Copy each line of the listing below exactly.

[start of RAW RECORDS]

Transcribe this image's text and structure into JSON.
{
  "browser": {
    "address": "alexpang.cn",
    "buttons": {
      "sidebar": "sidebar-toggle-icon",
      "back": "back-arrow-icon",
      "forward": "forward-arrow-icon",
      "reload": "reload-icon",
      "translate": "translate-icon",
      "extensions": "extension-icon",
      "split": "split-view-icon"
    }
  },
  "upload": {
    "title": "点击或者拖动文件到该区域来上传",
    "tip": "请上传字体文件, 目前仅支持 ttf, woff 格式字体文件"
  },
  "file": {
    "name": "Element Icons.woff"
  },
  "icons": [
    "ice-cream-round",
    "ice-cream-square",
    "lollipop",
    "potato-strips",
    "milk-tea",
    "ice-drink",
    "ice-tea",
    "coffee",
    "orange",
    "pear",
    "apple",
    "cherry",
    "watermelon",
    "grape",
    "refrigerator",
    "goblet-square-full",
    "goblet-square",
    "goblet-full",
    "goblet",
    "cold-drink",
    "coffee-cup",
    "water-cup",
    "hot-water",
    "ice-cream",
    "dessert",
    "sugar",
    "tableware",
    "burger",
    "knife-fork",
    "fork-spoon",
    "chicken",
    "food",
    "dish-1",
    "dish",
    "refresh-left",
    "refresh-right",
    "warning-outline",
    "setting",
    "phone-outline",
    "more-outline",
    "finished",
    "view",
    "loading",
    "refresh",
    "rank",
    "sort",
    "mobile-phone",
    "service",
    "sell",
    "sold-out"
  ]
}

[end of RAW RECORDS]

▶ [REPLY TO THE EXERCISE]
Transcribe this image's text and structure into JSON.
{
  "browser": {
    "address": "alexpang.cn",
    "buttons": {
      "sidebar": "sidebar-toggle-icon",
      "back": "back-arrow-icon",
      "forward": "forward-arrow-icon",
      "reload": "reload-icon",
      "translate": "translate-icon",
      "extensions": "extension-icon",
      "split": "split-view-icon"
    }
  },
  "upload": {
    "title": "点击或者拖动文件到该区域来上传",
    "tip": "请上传字体文件, 目前仅支持 ttf, woff 格式字体文件"
  },
  "file": {
    "name": "Element Icons.woff"
  },
  "icons": [
    "ice-cream-round",
    "ice-cream-square",
    "lollipop",
    "potato-strips",
    "milk-tea",
    "ice-drink",
    "ice-tea",
    "coffee",
    "orange",
    "pear",
    "apple",
    "cherry",
    "watermelon",
    "grape",
    "refrigerator",
    "goblet-square-full",
    "goblet-square",
    "goblet-full",
    "goblet",
    "cold-drink",
    "coffee-cup",
    "water-cup",
    "hot-water",
    "ice-cream",
    "dessert",
    "sugar",
    "tableware",
    "burger",
    "knife-fork",
    "fork-spoon",
    "chicken",
    "food",
    "dish-1",
    "dish",
    "refresh-left",
    "refresh-right",
    "warning-outline",
    "setting",
    "phone-outline",
    "more-outline",
    "finished",
    "view",
    "loading",
    "refresh",
    "rank",
    "sort",
    "mobile-phone",
    "service",
    "sell",
    "sold-out"
  ]
}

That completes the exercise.